_WRITTEN EXERCISE:_ Copy exactly the lines from the one containing "Extract the chart's" through the last line of the records, both included, and nothing more.

Figure content listings:
□ □ □ □ □

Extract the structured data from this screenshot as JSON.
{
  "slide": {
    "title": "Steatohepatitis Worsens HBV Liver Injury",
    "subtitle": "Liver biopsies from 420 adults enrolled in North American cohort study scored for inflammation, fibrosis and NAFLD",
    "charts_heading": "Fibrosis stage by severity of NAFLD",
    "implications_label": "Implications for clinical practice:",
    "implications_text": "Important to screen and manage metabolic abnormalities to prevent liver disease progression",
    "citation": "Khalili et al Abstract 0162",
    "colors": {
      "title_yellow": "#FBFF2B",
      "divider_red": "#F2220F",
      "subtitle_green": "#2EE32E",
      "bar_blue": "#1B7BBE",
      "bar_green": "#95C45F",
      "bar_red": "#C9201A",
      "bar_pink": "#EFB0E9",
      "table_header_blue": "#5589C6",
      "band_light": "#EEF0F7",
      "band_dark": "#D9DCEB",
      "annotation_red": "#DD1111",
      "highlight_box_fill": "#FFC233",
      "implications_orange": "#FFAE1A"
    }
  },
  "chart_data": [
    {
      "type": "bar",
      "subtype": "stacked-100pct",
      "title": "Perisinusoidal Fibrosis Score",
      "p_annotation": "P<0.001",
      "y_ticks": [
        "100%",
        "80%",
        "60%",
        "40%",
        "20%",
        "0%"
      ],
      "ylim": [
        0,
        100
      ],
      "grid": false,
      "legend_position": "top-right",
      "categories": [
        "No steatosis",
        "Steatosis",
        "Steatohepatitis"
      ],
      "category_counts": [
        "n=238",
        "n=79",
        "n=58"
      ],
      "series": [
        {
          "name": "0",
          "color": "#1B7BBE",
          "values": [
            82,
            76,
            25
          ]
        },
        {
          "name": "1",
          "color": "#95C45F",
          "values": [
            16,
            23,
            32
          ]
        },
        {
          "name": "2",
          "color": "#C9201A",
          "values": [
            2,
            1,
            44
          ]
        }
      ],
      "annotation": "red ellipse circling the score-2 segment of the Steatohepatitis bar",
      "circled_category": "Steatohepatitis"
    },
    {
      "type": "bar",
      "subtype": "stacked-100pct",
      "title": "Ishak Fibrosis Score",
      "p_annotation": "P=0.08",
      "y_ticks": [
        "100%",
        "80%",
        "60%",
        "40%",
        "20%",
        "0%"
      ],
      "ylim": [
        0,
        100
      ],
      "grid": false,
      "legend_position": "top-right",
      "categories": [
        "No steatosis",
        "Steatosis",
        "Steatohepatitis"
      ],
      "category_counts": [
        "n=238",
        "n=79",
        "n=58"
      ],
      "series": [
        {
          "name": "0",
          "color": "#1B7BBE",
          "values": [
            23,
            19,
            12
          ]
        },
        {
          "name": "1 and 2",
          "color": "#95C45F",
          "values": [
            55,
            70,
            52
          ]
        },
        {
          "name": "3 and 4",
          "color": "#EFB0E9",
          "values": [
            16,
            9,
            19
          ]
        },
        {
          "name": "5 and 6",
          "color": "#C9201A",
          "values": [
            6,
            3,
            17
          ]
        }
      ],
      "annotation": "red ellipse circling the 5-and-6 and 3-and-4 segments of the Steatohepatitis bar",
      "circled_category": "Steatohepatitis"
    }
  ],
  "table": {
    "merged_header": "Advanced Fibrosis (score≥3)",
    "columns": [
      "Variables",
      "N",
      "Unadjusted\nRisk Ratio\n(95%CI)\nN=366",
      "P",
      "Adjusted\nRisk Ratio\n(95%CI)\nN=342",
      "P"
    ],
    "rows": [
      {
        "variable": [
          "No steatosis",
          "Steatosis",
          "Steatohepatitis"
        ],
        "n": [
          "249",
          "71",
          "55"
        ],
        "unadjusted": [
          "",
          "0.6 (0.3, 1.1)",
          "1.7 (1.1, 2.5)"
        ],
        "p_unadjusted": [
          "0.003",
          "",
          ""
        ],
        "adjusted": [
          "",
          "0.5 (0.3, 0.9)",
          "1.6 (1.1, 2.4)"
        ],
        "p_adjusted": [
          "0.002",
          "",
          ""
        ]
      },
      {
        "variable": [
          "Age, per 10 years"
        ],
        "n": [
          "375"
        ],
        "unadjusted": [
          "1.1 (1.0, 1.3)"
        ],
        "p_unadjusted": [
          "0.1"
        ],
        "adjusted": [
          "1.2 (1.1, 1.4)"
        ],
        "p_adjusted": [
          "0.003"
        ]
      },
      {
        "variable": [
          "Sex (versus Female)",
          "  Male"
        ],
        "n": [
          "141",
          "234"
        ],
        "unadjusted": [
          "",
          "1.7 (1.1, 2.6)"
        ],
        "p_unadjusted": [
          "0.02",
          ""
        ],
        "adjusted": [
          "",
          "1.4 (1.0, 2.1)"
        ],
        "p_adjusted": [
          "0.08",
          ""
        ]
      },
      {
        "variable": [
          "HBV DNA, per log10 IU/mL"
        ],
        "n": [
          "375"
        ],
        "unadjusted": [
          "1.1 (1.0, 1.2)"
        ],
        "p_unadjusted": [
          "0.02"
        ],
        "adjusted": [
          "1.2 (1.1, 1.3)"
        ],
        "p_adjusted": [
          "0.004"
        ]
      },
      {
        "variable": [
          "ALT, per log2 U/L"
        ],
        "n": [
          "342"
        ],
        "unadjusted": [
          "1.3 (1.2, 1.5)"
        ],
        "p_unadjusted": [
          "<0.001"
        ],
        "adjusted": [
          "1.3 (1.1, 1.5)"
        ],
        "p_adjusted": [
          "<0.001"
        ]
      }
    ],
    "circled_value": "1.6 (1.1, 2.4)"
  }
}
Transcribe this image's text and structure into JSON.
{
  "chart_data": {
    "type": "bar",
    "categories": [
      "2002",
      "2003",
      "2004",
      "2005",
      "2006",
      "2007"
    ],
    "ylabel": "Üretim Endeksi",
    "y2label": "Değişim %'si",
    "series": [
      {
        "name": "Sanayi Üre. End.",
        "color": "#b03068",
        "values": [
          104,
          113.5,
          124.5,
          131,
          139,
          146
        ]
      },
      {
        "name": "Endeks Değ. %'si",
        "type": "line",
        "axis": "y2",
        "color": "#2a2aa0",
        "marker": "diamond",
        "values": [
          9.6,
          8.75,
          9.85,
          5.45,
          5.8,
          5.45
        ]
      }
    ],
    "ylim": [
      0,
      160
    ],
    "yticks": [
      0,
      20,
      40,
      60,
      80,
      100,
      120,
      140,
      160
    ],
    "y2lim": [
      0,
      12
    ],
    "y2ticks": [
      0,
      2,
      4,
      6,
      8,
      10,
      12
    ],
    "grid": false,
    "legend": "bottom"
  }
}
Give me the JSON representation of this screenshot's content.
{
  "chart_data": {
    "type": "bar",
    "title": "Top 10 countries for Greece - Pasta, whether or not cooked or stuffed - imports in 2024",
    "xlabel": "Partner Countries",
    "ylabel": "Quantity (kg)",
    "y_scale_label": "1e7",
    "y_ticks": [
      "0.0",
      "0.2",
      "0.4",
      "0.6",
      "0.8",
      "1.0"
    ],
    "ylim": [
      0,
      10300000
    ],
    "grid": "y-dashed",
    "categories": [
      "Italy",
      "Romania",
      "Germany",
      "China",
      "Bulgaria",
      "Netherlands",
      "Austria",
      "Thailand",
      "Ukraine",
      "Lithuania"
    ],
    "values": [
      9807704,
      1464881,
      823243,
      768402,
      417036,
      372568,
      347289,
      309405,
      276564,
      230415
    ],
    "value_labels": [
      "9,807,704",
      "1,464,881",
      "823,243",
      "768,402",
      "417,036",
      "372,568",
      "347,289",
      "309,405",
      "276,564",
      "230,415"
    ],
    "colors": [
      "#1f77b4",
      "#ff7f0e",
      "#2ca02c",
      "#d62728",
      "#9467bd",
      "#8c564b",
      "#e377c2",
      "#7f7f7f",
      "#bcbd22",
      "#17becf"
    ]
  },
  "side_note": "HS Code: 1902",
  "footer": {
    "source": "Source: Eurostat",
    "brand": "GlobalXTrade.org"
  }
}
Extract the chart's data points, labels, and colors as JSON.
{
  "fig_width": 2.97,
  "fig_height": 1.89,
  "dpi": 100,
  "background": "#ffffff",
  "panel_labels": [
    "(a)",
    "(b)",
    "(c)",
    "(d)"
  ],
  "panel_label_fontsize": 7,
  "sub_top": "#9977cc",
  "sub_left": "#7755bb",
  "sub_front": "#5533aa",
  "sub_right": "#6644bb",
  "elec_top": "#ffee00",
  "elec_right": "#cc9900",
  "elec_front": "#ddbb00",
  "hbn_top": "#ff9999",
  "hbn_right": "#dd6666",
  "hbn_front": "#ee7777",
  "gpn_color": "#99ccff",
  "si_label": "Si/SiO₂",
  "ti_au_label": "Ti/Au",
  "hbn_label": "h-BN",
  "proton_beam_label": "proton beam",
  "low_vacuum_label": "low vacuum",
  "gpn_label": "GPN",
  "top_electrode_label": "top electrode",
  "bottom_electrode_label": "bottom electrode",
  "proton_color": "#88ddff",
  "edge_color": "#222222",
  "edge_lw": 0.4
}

□ □ □ □ □

_REPLY TO THE EXERCISE:_
Extract the chart's data points, labels, and colors as JSON.
{
  "fig_width": 2.97,
  "fig_height": 1.89,
  "dpi": 100,
  "background": "#ffffff",
  "panel_labels": [
    "(a)",
    "(b)",
    "(c)",
    "(d)"
  ],
  "panel_label_fontsize": 7,
  "sub_top": "#9977cc",
  "sub_left": "#7755bb",
  "sub_front": "#5533aa",
  "sub_right": "#6644bb",
  "elec_top": "#ffee00",
  "elec_right": "#cc9900",
  "elec_front": "#ddbb00",
  "hbn_top": "#ff9999",
  "hbn_right": "#dd6666",
  "hbn_front": "#ee7777",
  "gpn_color": "#99ccff",
  "si_label": "Si/SiO₂",
  "ti_au_label": "Ti/Au",
  "hbn_label": "h-BN",
  "proton_beam_label": "proton beam",
  "low_vacuum_label": "low vacuum",
  "gpn_label": "GPN",
  "top_electrode_label": "top electrode",
  "bottom_electrode_label": "bottom electrode",
  "proton_color": "#88ddff",
  "edge_color": "#222222",
  "edge_lw": 0.4
}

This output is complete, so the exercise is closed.